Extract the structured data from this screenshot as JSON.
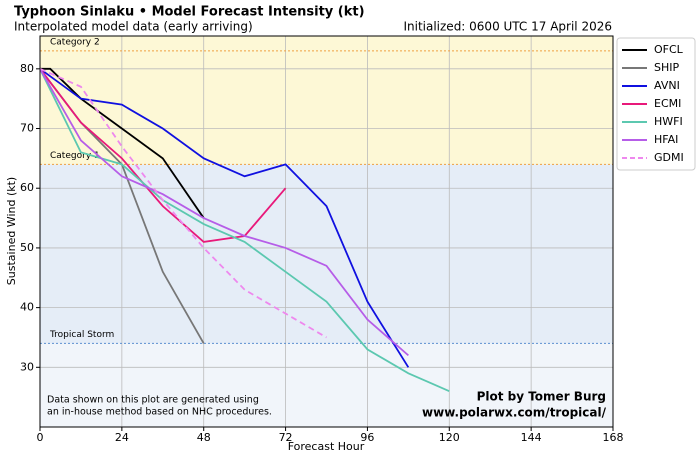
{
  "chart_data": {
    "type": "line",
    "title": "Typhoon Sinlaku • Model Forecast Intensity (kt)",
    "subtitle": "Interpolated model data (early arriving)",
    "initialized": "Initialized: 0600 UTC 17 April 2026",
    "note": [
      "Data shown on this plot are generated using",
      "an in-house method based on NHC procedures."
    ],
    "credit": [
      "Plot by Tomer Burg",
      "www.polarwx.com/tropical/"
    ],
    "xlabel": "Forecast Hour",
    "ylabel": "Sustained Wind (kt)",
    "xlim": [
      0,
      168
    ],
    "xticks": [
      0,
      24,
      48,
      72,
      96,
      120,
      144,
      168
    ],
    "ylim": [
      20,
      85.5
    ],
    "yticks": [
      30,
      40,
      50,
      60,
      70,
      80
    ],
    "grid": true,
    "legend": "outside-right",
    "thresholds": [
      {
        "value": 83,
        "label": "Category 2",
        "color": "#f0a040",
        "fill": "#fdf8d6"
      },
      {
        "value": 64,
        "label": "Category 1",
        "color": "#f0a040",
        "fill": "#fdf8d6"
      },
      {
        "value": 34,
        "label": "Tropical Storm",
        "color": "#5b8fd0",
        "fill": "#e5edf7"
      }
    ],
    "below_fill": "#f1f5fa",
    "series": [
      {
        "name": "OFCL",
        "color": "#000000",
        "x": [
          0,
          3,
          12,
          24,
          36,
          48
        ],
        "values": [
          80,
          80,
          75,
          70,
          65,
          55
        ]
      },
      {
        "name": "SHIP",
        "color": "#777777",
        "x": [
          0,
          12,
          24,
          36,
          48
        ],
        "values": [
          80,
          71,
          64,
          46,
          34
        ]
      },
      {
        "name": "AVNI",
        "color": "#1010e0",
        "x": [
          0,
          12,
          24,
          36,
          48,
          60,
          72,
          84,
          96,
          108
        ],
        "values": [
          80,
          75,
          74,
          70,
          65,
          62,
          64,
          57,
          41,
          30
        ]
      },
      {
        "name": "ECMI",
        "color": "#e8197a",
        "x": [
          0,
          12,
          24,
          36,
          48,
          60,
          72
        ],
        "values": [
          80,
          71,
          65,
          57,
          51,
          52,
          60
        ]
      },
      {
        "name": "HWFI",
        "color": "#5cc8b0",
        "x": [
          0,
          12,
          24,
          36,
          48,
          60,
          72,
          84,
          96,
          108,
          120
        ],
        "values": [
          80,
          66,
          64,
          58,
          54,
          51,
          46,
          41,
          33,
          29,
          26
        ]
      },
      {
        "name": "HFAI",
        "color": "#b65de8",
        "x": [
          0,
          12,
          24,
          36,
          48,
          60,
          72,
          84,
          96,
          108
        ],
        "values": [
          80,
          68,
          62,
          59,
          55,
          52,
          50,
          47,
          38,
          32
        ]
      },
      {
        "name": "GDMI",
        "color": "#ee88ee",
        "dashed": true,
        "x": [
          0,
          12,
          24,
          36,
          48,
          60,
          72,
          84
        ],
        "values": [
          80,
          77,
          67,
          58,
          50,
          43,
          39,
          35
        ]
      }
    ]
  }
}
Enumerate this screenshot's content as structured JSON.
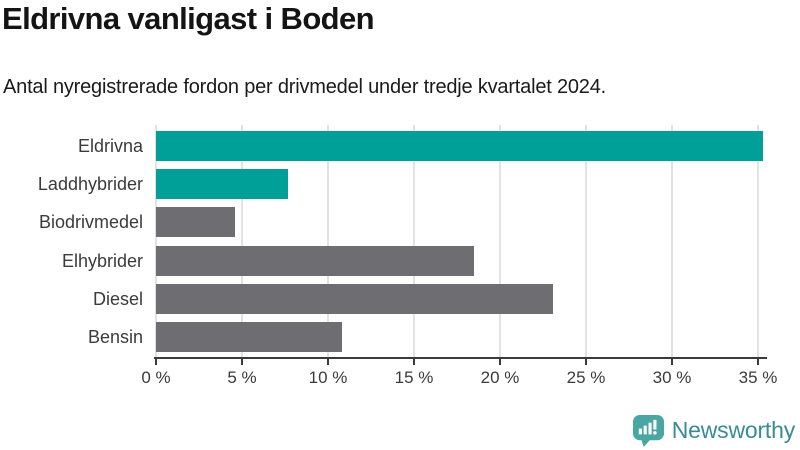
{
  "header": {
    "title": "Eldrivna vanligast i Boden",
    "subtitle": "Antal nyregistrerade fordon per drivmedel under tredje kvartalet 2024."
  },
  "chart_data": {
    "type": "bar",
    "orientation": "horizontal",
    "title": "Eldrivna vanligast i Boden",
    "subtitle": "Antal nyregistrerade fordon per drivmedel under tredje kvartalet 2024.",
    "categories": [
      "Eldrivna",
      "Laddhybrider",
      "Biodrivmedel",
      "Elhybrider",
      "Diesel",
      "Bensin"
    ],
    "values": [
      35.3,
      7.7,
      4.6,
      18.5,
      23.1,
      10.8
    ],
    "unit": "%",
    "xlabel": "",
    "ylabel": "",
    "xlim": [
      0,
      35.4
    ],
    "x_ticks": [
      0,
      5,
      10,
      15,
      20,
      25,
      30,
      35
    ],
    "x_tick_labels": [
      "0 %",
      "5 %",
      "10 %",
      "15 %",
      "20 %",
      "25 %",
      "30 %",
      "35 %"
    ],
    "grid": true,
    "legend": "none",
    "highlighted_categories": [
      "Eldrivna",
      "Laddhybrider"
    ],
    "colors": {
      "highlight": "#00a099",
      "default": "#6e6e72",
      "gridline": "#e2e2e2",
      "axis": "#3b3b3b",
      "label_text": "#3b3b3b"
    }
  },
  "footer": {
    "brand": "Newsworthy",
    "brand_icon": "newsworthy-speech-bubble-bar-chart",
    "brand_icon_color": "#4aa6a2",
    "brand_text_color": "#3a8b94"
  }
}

★ ★ ★ ★ ★

TASK STATEMENT: Restate the whole listing above exactly, please, omitting every image.

RESPONSE TO THIS EXERCISE:
Extract the structured data from this screenshot as JSON.
{
  "chart_data": {
    "type": "line",
    "title": "Typhoon Sinlaku • Model Forecast Intensity (kt)",
    "subtitle": "Interpolated model data (early arriving)",
    "initialized": "Initialized: 0600 UTC 17 April 2026",
    "note": [
      "Data shown on this plot are generated using",
      "an in-house method based on NHC procedures."
    ],
    "credit": [
      "Plot by Tomer Burg",
      "www.polarwx.com/tropical/"
    ],
    "xlabel": "Forecast Hour",
    "ylabel": "Sustained Wind (kt)",
    "xlim": [
      0,
      168
    ],
    "xticks": [
      0,
      24,
      48,
      72,
      96,
      120,
      144,
      168
    ],
    "ylim": [
      20,
      85.5
    ],
    "yticks": [
      30,
      40,
      50,
      60,
      70,
      80
    ],
    "grid": true,
    "legend": "outside-right",
    "thresholds": [
      {
        "value": 83,
        "label": "Category 2",
        "color": "#f0a040",
        "fill": "#fdf8d6"
      },
      {
        "value": 64,
        "label": "Category 1",
        "color": "#f0a040",
        "fill": "#fdf8d6"
      },
      {
        "value": 34,
        "label": "Tropical Storm",
        "color": "#5b8fd0",
        "fill": "#e5edf7"
      }
    ],
    "below_fill": "#f1f5fa",
    "series": [
      {
        "name": "OFCL",
        "color": "#000000",
        "x": [
          0,
          3,
          12,
          24,
          36,
          48
        ],
        "values": [
          80,
          80,
          75,
          70,
          65,
          55
        ]
      },
      {
        "name": "SHIP",
        "color": "#777777",
        "x": [
          0,
          12,
          24,
          36,
          48
        ],
        "values": [
          80,
          71,
          64,
          46,
          34
        ]
      },
      {
        "name": "AVNI",
        "color": "#1010e0",
        "x": [
          0,
          12,
          24,
          36,
          48,
          60,
          72,
          84,
          96,
          108
        ],
        "values": [
          80,
          75,
          74,
          70,
          65,
          62,
          64,
          57,
          41,
          30
        ]
      },
      {
        "name": "ECMI",
        "color": "#e8197a",
        "x": [
          0,
          12,
          24,
          36,
          48,
          60,
          72
        ],
        "values": [
          80,
          71,
          65,
          57,
          51,
          52,
          60
        ]
      },
      {
        "name": "HWFI",
        "color": "#5cc8b0",
        "x": [
          0,
          12,
          24,
          36,
          48,
          60,
          72,
          84,
          96,
          108,
          120
        ],
        "values": [
          80,
          66,
          64,
          58,
          54,
          51,
          46,
          41,
          33,
          29,
          26
        ]
      },
      {
        "name": "HFAI",
        "color": "#b65de8",
        "x": [
          0,
          12,
          24,
          36,
          48,
          60,
          72,
          84,
          96,
          108
        ],
        "values": [
          80,
          68,
          62,
          59,
          55,
          52,
          50,
          47,
          38,
          32
        ]
      },
      {
        "name": "GDMI",
        "color": "#ee88ee",
        "dashed": true,
        "x": [
          0,
          12,
          24,
          36,
          48,
          60,
          72,
          84
        ],
        "values": [
          80,
          77,
          67,
          58,
          50,
          43,
          39,
          35
        ]
      }
    ]
  }
}
Enumerate this screenshot's content as structured JSON.
{
  "header": {
    "title": "Eldrivna vanligast i Boden",
    "subtitle": "Antal nyregistrerade fordon per drivmedel under tredje kvartalet 2024."
  },
  "chart_data": {
    "type": "bar",
    "orientation": "horizontal",
    "title": "Eldrivna vanligast i Boden",
    "subtitle": "Antal nyregistrerade fordon per drivmedel under tredje kvartalet 2024.",
    "categories": [
      "Eldrivna",
      "Laddhybrider",
      "Biodrivmedel",
      "Elhybrider",
      "Diesel",
      "Bensin"
    ],
    "values": [
      35.3,
      7.7,
      4.6,
      18.5,
      23.1,
      10.8
    ],
    "unit": "%",
    "xlabel": "",
    "ylabel": "",
    "xlim": [
      0,
      35.4
    ],
    "x_ticks": [
      0,
      5,
      10,
      15,
      20,
      25,
      30,
      35
    ],
    "x_tick_labels": [
      "0 %",
      "5 %",
      "10 %",
      "15 %",
      "20 %",
      "25 %",
      "30 %",
      "35 %"
    ],
    "grid": true,
    "legend": "none",
    "highlighted_categories": [
      "Eldrivna",
      "Laddhybrider"
    ],
    "colors": {
      "highlight": "#00a099",
      "default": "#6e6e72",
      "gridline": "#e2e2e2",
      "axis": "#3b3b3b",
      "label_text": "#3b3b3b"
    }
  },
  "footer": {
    "brand": "Newsworthy",
    "brand_icon": "newsworthy-speech-bubble-bar-chart",
    "brand_icon_color": "#4aa6a2",
    "brand_text_color": "#3a8b94"
  }
}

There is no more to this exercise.